* _Exercise task_: Take every line from the listing below that includes "image" and copy it.

— BEGIN —

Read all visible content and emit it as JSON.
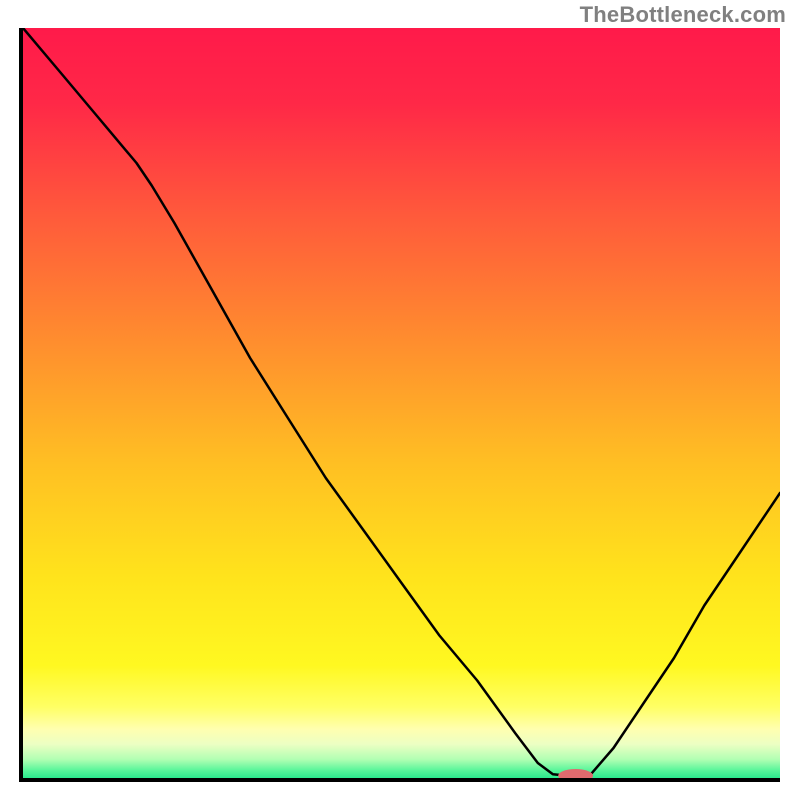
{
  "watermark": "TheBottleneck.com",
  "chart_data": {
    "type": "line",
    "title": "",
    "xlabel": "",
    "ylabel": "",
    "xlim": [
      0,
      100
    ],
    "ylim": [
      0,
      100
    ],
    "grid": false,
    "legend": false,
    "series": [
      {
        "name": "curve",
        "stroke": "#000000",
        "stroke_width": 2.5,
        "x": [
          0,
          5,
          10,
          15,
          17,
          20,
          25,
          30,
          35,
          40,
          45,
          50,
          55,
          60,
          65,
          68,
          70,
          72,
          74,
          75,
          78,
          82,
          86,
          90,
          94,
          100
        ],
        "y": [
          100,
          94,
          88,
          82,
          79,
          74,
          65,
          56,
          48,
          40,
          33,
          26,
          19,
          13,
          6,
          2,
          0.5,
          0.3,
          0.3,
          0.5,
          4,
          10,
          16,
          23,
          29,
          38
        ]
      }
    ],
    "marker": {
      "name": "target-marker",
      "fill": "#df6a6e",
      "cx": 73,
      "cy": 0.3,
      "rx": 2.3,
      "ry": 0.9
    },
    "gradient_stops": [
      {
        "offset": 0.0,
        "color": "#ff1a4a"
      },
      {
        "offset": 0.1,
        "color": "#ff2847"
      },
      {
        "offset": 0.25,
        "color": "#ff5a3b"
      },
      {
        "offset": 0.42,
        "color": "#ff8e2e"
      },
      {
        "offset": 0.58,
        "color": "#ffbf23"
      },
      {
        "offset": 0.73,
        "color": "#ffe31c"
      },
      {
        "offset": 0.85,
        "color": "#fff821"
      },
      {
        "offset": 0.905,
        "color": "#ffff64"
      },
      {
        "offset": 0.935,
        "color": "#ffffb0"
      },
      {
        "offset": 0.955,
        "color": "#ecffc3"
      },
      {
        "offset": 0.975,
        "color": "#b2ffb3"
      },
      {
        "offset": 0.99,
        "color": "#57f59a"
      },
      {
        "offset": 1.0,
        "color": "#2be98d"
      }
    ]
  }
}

— END —
— BEGIN —

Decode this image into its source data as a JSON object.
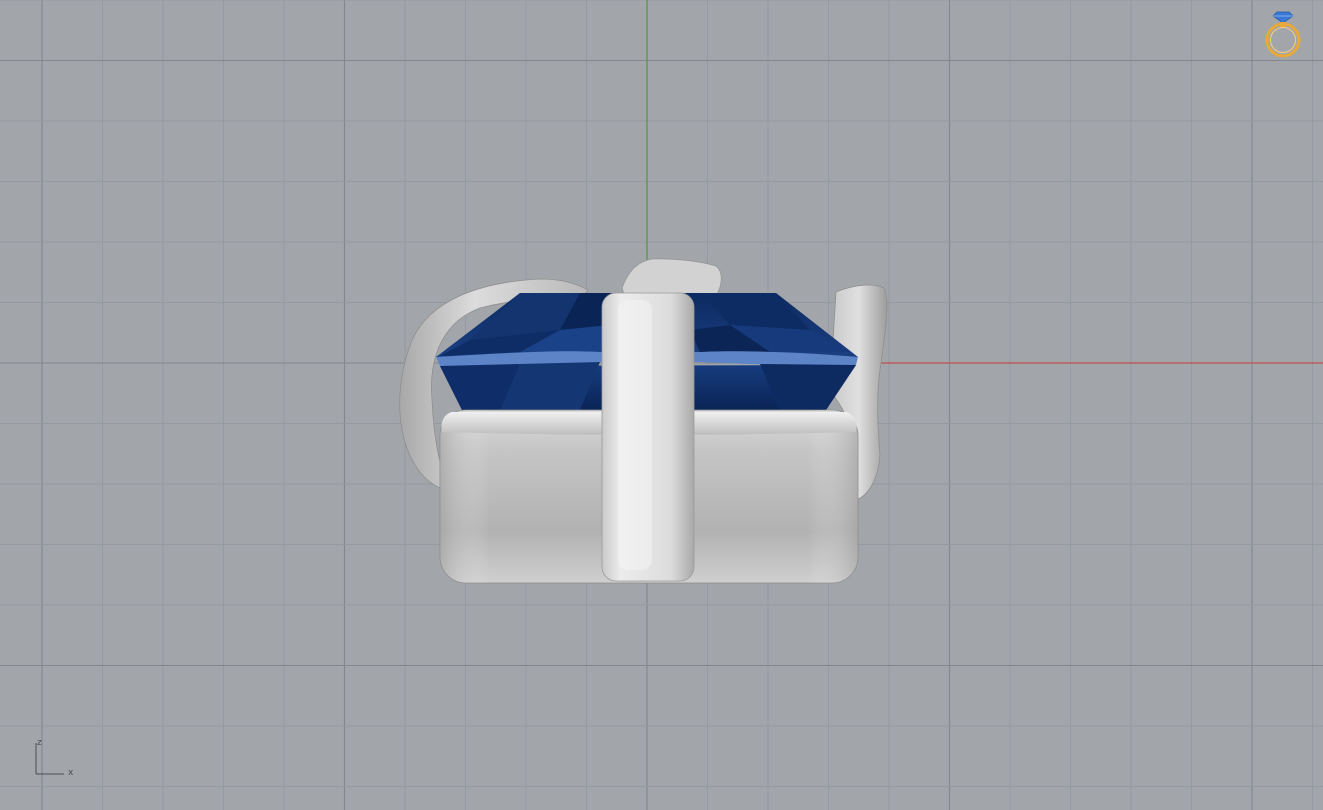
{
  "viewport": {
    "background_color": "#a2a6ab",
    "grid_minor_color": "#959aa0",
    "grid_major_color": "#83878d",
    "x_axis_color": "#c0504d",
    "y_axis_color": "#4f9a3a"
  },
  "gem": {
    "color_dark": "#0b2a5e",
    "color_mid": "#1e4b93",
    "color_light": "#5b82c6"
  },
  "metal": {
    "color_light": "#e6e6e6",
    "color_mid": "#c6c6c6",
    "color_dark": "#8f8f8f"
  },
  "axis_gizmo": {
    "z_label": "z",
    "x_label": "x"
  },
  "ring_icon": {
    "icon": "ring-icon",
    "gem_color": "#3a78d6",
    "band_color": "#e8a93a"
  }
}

— END —
— BEGIN —

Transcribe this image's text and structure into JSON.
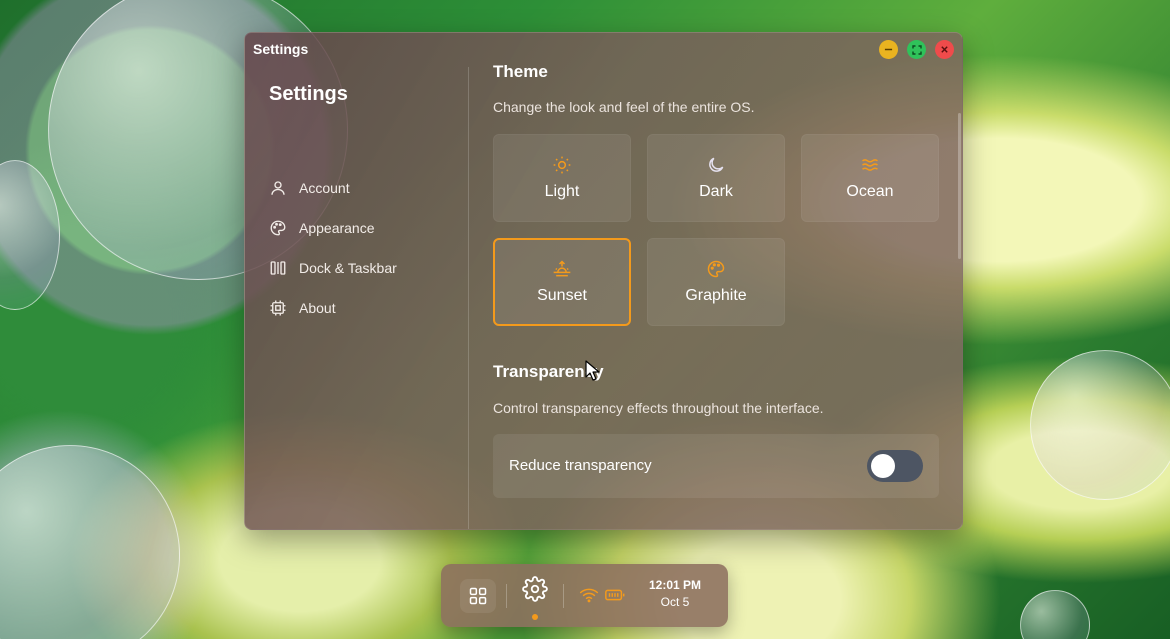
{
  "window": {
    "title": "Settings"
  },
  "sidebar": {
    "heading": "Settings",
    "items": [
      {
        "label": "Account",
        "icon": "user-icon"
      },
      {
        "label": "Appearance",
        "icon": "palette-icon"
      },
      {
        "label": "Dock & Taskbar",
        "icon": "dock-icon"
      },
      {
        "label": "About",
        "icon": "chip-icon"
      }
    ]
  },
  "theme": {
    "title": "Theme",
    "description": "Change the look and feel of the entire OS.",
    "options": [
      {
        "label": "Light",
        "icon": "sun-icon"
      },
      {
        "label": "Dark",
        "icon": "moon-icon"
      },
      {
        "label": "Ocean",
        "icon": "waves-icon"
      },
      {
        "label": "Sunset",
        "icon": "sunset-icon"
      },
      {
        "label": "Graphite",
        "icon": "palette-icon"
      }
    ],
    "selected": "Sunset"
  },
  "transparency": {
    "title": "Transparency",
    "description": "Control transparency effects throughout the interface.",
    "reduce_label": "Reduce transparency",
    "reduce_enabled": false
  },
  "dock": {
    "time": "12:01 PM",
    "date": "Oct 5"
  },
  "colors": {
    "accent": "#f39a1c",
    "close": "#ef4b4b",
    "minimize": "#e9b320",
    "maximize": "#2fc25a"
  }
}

— END —

* _Response to this exercise_:
Decode this image into its source data as a JSON object.
Transcribe this image's text and structure into JSON.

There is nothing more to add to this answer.